━━ RECORDS FOR THE TASK ━━
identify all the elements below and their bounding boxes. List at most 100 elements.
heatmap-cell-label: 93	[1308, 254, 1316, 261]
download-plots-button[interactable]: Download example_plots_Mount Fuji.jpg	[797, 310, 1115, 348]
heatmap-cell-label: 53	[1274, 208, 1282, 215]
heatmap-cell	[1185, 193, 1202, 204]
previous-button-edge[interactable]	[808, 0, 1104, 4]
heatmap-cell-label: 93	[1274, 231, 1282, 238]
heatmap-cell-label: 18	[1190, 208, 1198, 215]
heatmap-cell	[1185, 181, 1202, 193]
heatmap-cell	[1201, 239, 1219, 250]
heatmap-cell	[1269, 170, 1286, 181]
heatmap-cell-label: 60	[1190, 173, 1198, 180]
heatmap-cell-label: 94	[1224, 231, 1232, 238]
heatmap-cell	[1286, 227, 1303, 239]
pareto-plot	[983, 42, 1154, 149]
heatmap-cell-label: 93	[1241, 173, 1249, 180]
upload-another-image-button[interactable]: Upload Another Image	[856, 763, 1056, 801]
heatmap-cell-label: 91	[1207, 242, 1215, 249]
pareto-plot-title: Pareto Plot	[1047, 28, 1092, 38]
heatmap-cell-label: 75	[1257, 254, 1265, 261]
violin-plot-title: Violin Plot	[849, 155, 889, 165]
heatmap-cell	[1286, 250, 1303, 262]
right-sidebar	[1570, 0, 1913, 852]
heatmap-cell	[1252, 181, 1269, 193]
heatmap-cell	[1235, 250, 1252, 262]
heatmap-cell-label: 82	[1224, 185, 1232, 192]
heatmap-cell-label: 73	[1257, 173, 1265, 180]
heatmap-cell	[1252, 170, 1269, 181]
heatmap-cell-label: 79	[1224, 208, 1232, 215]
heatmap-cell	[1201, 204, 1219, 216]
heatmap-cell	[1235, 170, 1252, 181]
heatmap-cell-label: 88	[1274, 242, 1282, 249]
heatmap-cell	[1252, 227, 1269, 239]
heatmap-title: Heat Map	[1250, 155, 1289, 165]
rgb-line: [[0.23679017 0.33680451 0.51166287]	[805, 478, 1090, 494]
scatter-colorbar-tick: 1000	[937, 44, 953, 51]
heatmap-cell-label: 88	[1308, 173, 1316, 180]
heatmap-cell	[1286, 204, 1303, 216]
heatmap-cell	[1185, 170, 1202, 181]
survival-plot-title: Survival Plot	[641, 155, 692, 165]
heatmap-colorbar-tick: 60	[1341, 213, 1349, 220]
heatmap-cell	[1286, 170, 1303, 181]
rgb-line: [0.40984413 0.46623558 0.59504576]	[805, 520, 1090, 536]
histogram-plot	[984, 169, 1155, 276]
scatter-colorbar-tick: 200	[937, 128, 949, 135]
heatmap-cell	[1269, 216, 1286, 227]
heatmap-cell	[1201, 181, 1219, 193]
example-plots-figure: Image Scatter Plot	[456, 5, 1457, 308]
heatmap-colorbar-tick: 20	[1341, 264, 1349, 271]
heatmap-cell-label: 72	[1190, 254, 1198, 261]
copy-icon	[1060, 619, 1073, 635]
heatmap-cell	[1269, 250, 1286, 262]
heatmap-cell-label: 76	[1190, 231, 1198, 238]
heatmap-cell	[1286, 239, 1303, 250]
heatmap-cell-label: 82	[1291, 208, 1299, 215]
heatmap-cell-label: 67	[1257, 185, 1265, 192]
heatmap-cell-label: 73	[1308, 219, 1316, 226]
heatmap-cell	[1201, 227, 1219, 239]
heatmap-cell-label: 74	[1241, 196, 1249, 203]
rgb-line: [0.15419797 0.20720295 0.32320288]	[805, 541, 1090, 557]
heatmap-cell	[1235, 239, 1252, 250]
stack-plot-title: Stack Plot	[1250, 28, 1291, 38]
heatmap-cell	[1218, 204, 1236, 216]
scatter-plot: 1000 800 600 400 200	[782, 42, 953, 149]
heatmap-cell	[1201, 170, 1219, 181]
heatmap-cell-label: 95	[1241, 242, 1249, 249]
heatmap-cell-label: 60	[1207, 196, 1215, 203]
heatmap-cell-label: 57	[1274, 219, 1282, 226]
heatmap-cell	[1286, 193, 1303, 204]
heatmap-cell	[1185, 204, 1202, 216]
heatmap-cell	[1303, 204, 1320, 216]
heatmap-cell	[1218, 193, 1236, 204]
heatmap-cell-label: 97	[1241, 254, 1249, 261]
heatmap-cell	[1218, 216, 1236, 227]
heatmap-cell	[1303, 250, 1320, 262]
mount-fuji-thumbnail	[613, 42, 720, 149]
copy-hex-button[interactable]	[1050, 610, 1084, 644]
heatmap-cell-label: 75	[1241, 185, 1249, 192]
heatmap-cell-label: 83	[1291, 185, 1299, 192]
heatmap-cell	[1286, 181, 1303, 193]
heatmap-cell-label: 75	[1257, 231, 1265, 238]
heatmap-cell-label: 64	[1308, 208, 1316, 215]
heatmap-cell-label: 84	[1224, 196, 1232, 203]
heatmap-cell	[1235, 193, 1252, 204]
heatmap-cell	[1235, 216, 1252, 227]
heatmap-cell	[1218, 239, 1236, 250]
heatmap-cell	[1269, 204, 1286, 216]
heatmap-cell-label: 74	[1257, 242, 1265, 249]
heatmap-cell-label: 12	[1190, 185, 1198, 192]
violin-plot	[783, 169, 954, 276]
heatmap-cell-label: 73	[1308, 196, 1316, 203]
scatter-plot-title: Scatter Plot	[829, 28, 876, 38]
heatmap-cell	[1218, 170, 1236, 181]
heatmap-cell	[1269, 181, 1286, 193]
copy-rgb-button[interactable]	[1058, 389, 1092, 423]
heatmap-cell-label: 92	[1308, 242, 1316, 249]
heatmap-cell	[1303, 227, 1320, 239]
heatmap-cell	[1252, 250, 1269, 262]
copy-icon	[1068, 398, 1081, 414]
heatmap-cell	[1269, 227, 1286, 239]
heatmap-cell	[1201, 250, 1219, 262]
━━━
__EXERCISE REQUIREMENTS__: Can you return all of the entries above verbatim, line for line, with nothing added, dropped, or changed?

__RESULT FOR THIS EXERCISE__:
identify all the elements below and their bounding boxes. List at most 100 elements.
heatmap-cell-label: 93	[1308, 254, 1316, 261]
download-plots-button[interactable]: Download example_plots_Mount Fuji.jpg	[797, 310, 1115, 348]
heatmap-cell-label: 53	[1274, 208, 1282, 215]
heatmap-cell	[1185, 193, 1202, 204]
previous-button-edge[interactable]	[808, 0, 1104, 4]
heatmap-cell-label: 93	[1274, 231, 1282, 238]
heatmap-cell-label: 18	[1190, 208, 1198, 215]
heatmap-cell	[1185, 181, 1202, 193]
heatmap-cell	[1201, 239, 1219, 250]
heatmap-cell	[1269, 170, 1286, 181]
heatmap-cell-label: 60	[1190, 173, 1198, 180]
heatmap-cell-label: 94	[1224, 231, 1232, 238]
heatmap-cell	[1286, 227, 1303, 239]
pareto-plot	[983, 42, 1154, 149]
heatmap-cell-label: 93	[1241, 173, 1249, 180]
upload-another-image-button[interactable]: Upload Another Image	[856, 763, 1056, 801]
heatmap-cell-label: 91	[1207, 242, 1215, 249]
pareto-plot-title: Pareto Plot	[1047, 28, 1092, 38]
heatmap-cell-label: 75	[1257, 254, 1265, 261]
violin-plot-title: Violin Plot	[849, 155, 889, 165]
heatmap-cell	[1286, 250, 1303, 262]
right-sidebar	[1570, 0, 1913, 852]
heatmap-cell	[1252, 181, 1269, 193]
heatmap-cell	[1235, 250, 1252, 262]
heatmap-cell-label: 82	[1224, 185, 1232, 192]
heatmap-cell-label: 73	[1257, 173, 1265, 180]
heatmap-cell	[1252, 170, 1269, 181]
heatmap-cell-label: 79	[1224, 208, 1232, 215]
heatmap-cell	[1201, 204, 1219, 216]
heatmap-cell	[1235, 170, 1252, 181]
heatmap-cell-label: 88	[1274, 242, 1282, 249]
heatmap-cell	[1252, 227, 1269, 239]
heatmap-title: Heat Map	[1250, 155, 1289, 165]
rgb-line: [[0.23679017 0.33680451 0.51166287]	[805, 478, 1090, 494]
scatter-colorbar-tick: 1000	[937, 44, 953, 51]
heatmap-cell-label: 88	[1308, 173, 1316, 180]
heatmap-cell	[1286, 204, 1303, 216]
heatmap-cell	[1185, 170, 1202, 181]
survival-plot-title: Survival Plot	[641, 155, 692, 165]
heatmap-colorbar-tick: 60	[1341, 213, 1349, 220]
heatmap-cell	[1286, 170, 1303, 181]
rgb-line: [0.40984413 0.46623558 0.59504576]	[805, 520, 1090, 536]
histogram-plot	[984, 169, 1155, 276]
scatter-colorbar-tick: 200	[937, 128, 949, 135]
heatmap-cell	[1269, 216, 1286, 227]
heatmap-cell	[1201, 181, 1219, 193]
example-plots-figure: Image Scatter Plot	[456, 5, 1457, 308]
heatmap-colorbar-tick: 20	[1341, 264, 1349, 271]
heatmap-cell-label: 72	[1190, 254, 1198, 261]
copy-icon	[1060, 619, 1073, 635]
heatmap-cell	[1269, 250, 1286, 262]
heatmap-cell-label: 76	[1190, 231, 1198, 238]
heatmap-cell	[1286, 239, 1303, 250]
heatmap-cell-label: 82	[1291, 208, 1299, 215]
heatmap-cell-label: 67	[1257, 185, 1265, 192]
heatmap-cell-label: 73	[1308, 219, 1316, 226]
heatmap-cell	[1201, 227, 1219, 239]
heatmap-cell-label: 74	[1241, 196, 1249, 203]
rgb-line: [0.15419797 0.20720295 0.32320288]	[805, 541, 1090, 557]
heatmap-cell	[1235, 239, 1252, 250]
stack-plot-title: Stack Plot	[1250, 28, 1291, 38]
heatmap-cell	[1218, 204, 1236, 216]
scatter-plot: 1000 800 600 400 200	[782, 42, 953, 149]
heatmap-cell	[1201, 170, 1219, 181]
heatmap-cell-label: 95	[1241, 242, 1249, 249]
heatmap-cell-label: 60	[1207, 196, 1215, 203]
heatmap-cell-label: 57	[1274, 219, 1282, 226]
heatmap-cell	[1286, 193, 1303, 204]
heatmap-cell	[1185, 204, 1202, 216]
heatmap-cell	[1303, 204, 1320, 216]
heatmap-cell	[1218, 193, 1236, 204]
heatmap-cell-label: 97	[1241, 254, 1249, 261]
heatmap-cell	[1218, 216, 1236, 227]
heatmap-cell	[1303, 250, 1320, 262]
mount-fuji-thumbnail	[613, 42, 720, 149]
copy-hex-button[interactable]	[1050, 610, 1084, 644]
heatmap-cell-label: 75	[1241, 185, 1249, 192]
heatmap-cell-label: 83	[1291, 185, 1299, 192]
heatmap-cell	[1286, 181, 1303, 193]
heatmap-cell-label: 75	[1257, 231, 1265, 238]
heatmap-cell-label: 64	[1308, 208, 1316, 215]
heatmap-cell-label: 84	[1224, 196, 1232, 203]
heatmap-cell	[1235, 193, 1252, 204]
heatmap-cell	[1235, 216, 1252, 227]
heatmap-cell	[1218, 239, 1236, 250]
heatmap-cell	[1269, 204, 1286, 216]
heatmap-cell-label: 74	[1257, 242, 1265, 249]
heatmap-cell-label: 12	[1190, 185, 1198, 192]
violin-plot	[783, 169, 954, 276]
heatmap-cell-label: 73	[1308, 196, 1316, 203]
scatter-plot-title: Scatter Plot	[829, 28, 876, 38]
heatmap-cell	[1218, 170, 1236, 181]
heatmap-cell	[1269, 181, 1286, 193]
copy-rgb-button[interactable]	[1058, 389, 1092, 423]
heatmap-cell-label: 92	[1308, 242, 1316, 249]
heatmap-cell	[1303, 227, 1320, 239]
heatmap-cell	[1252, 250, 1269, 262]
copy-icon	[1068, 398, 1081, 414]
heatmap-cell	[1269, 227, 1286, 239]
heatmap-cell	[1201, 250, 1219, 262]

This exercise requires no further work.